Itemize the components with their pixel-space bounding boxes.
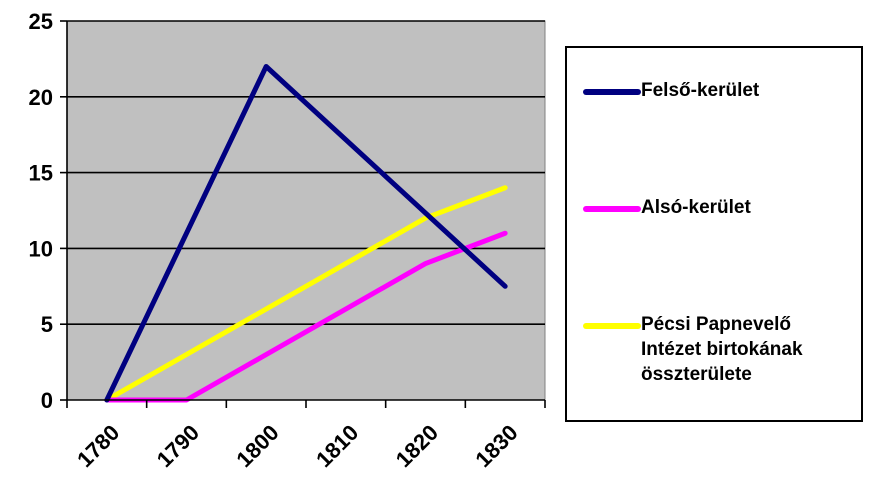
legend-label-papnevelo: Pécsi Papnevelő Intézet birtokának összt… — [641, 314, 803, 385]
y-tick-label-10: 10 — [29, 236, 53, 261]
legend-swatch-also-kerulet — [583, 206, 641, 212]
y-tick-label-0: 0 — [41, 388, 53, 413]
y-tick-label-20: 20 — [29, 85, 53, 110]
legend-swatch-felso-kerulet — [583, 89, 641, 95]
legend: Felső-kerület Alsó-kerület Pécsi Papneve… — [565, 46, 863, 422]
legend-swatch-papnevelo — [583, 323, 641, 329]
series-line-0 — [104, 63, 508, 403]
legend-label-felso-kerulet: Felső-kerület — [641, 80, 760, 101]
legend-label-also-kerulet: Alsó-kerület — [641, 197, 751, 218]
x-tick-label-1780: 1780 — [72, 420, 124, 472]
axes — [60, 20, 546, 408]
series-line-2 — [104, 185, 508, 403]
y-tick-label-25: 25 — [29, 9, 53, 34]
x-tick-label-1800: 1800 — [231, 420, 283, 472]
x-tick-label-1790: 1790 — [152, 420, 204, 472]
plot-area — [66, 20, 546, 401]
y-tick-label-5: 5 — [41, 312, 53, 337]
x-tick-label-1830: 1830 — [470, 420, 522, 472]
x-tick-label-1810: 1810 — [311, 420, 363, 472]
x-tick-label-1820: 1820 — [391, 420, 443, 472]
y-tick-label-15: 15 — [29, 161, 53, 186]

> _INSTRUCTIONS TO FOLLOW_
Present every line of the listing above as a Markdown table with the columns Row and Line, numbering each row and omitting blank lines. Omit the picture from the answer.

> _FINISHED ANSWER_
| Row | Line |
|---|---|
| 1 | Itemize the components with their pixel-space bounding boxes. |
| 2 | legend-label-papnevelo: Pécsi Papnevelő Intézet birtokának összt… — [641, 314, 803, 385] |
| 3 | y-tick-label-10: 10 — [29, 236, 53, 261] |
| 4 | legend-swatch-also-kerulet — [583, 206, 641, 212] |
| 5 | y-tick-label-0: 0 — [41, 388, 53, 413] |
| 6 | y-tick-label-20: 20 — [29, 85, 53, 110] |
| 7 | legend-swatch-felso-kerulet — [583, 89, 641, 95] |
| 8 | legend: Felső-kerület Alsó-kerület Pécsi Papneve… — [565, 46, 863, 422] |
| 9 | legend-swatch-papnevelo — [583, 323, 641, 329] |
| 10 | series-line-0 — [104, 63, 508, 403] |
| 11 | legend-label-felso-kerulet: Felső-kerület — [641, 80, 760, 101] |
| 12 | legend-label-also-kerulet: Alsó-kerület — [641, 197, 751, 218] |
| 13 | x-tick-label-1780: 1780 — [72, 420, 124, 472] |
| 14 | axes — [60, 20, 546, 408] |
| 15 | series-line-2 — [104, 185, 508, 403] |
| 16 | y-tick-label-25: 25 — [29, 9, 53, 34] |
| 17 | x-tick-label-1800: 1800 — [231, 420, 283, 472] |
| 18 | x-tick-label-1790: 1790 — [152, 420, 204, 472] |
| 19 | plot-area — [66, 20, 546, 401] |
| 20 | y-tick-label-5: 5 — [41, 312, 53, 337] |
| 21 | x-tick-label-1830: 1830 — [470, 420, 522, 472] |
| 22 | x-tick-label-1810: 1810 — [311, 420, 363, 472] |
| 23 | x-tick-label-1820: 1820 — [391, 420, 443, 472] |
| 24 | y-tick-label-15: 15 — [29, 161, 53, 186] |